Sa vie:
Les du Terrail étaient une famille de nobles dauphinois, qui, depuis cinq générations, avait vu périr quatre de ses membres dans la guerre de cent ans. Un certain art de vivre et de mourir, et un sens aigu de l'honneur étaient donc des valeurs essentielles de cette famille. Pierre du Terrail naquit à Grenoble vers 1475.
Jeune page, il commença à s'entraîner dans les tournois, puis, de 1494 à 1524, Bayard s'illustra pendant trente ans sur tous les champs de bataille. Il fit " merveille d'armes " dans de nombreux affrontement liés aux guerres d'Italie, sous Charles VIII. Il participa à la bataille de Fornoue (1494) et à la difficile expédition des Pouilles, avant de s'illustrer de manière décisive en 1504 à la fameuse défense du pont de Garigliano. L'attention bienveillante d'Anne de Bretagne lui permit d'être introduit à la cour en 1505. En 1507, il força le passage des Apennins devant Gênes, et tente en 1510 d'enlever le pape Jules II. Blessé en 1512 à Brescia, il fut recueilli par un gentilhomme dont il sauva la maison du pillage et la femme du déshonneur. A Marignan, en 1515, pour le " grandement honorer ", François 1er voulu prendre " l'ordre de chevalerie de sa main ". En 1521, il défendit Mézière contre les troupes allemandes. Ensuite, son amitié avec le Duc de Bourbon le rendit suspect aux yeux du pouvoir, et il fut quelque peu mis à l'écart. Bayard fut mortellement blessé le 29 avril 1524, à Romagnano dans le Milanais, tandis qu'à l'arrière garde il couvrait la retraite de l'armée française. Sentant sa fin proche, il enjoignit ses compagnons à le quitter afin qu'ils ne fussent pas pris par l'ennemi.

### Exercices proposés
1. Les affirmations suivantes concordent-elles avec le texte sur la vie de Bayard ? Répondez par oui ou par non à chacune, en citant les mots décisifs du texte. (a) Pierre du Terrail est né à Grenoble vers 1475. (b) Bayard a été introduit à la cour grâce au duc de Bourbon. (c) En 1521, Bayard a défendu Gênes contre les troupes allemandes.
2. Poursuivez le texte sur la vie de Bayard après sa dernière phrase.
La liste ne sert à rien ici.

### Données fournies
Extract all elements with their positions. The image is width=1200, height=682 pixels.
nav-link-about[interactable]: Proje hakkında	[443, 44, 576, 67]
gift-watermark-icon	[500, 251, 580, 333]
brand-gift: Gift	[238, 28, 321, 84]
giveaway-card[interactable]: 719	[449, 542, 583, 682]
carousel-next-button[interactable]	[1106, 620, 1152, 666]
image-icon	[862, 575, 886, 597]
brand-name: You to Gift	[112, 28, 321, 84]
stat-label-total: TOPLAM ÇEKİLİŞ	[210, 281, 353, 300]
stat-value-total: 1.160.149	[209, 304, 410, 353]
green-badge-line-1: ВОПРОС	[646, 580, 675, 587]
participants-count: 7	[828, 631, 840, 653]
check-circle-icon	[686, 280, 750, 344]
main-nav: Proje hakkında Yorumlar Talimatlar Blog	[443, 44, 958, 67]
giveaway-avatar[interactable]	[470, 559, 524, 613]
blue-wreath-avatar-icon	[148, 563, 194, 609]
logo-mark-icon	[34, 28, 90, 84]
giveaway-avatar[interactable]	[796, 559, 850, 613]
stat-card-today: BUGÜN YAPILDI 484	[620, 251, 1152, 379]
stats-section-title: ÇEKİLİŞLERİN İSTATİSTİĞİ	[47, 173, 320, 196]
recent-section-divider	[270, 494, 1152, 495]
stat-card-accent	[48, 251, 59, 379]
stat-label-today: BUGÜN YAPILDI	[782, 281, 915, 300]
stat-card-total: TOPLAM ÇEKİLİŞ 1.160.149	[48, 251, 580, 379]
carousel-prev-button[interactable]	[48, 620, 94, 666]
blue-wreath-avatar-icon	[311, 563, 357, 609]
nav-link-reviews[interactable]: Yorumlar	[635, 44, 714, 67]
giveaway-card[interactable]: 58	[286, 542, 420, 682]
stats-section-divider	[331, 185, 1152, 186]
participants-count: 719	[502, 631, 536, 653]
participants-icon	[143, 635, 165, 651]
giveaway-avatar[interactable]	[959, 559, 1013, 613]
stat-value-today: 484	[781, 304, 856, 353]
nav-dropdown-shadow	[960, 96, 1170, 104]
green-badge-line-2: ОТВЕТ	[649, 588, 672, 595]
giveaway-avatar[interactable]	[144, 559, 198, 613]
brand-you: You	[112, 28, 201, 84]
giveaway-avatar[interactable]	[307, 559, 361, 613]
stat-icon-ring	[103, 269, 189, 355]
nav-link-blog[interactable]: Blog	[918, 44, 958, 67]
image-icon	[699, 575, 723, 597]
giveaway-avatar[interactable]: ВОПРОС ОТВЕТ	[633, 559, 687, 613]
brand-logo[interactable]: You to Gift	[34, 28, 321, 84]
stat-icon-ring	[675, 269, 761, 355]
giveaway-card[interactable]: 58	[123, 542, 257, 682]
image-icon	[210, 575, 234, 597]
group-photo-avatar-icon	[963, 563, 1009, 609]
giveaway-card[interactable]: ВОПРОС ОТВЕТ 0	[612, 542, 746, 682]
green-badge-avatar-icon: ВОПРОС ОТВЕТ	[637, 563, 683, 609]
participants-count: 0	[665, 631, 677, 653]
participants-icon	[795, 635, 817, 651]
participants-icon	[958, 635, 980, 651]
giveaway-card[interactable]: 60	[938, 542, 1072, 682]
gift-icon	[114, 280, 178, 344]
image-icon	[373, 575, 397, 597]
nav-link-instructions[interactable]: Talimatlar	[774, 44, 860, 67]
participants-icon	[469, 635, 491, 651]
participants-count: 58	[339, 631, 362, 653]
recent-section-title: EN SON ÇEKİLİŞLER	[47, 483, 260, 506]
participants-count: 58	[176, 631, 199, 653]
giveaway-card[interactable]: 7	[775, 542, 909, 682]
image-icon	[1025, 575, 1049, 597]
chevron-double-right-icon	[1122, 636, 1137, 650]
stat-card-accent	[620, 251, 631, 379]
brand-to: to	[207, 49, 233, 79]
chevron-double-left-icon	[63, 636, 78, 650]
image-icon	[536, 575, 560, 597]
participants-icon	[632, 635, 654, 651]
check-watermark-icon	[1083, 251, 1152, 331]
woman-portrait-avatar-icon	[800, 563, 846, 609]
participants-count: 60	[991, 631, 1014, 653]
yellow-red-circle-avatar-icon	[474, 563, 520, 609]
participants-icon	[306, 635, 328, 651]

### Réponses données
1.
(a) Oui : « Pierre du Terrail naquit à Grenoble vers 1475. »
(b) Non : « L'attention bienveillante d'Anne de Bretagne lui permit d'être introduit à la cour en 1505. »
(c) Non : « En 1521, il défendit Mézière contre les troupes allemandes. »

2.
Le mythe:
L'admiration que suscita le Chevalier de Bayard à la fois de son vivant et longtemps après sa mort peut être rapprochée de celle qu'inspirent les épopées de Jeanne d'Arc ou Du Gesclin. Bayard incarne le type du chef subalterne, qui n'a connu ni fonctions de marque, ni commandement en chef (bien que François 1er eût promis qu'il méritait " les plus hautes charges " ), mais dont la renommée historique dépasse pourtant de beaucoup celle de bien des personnages dont le rôle ou les charges furent en théorie plus importants. L'image classique attachée à Bayard est celle du parfait chevalier, qui sait non seulement combattre avec talent, mais aussi défendre les opprimés, et s'opposer au pillage des villes vaincues. En ce sens, il est quelque peu l'héritier d'une conception médiévale de l'honneur.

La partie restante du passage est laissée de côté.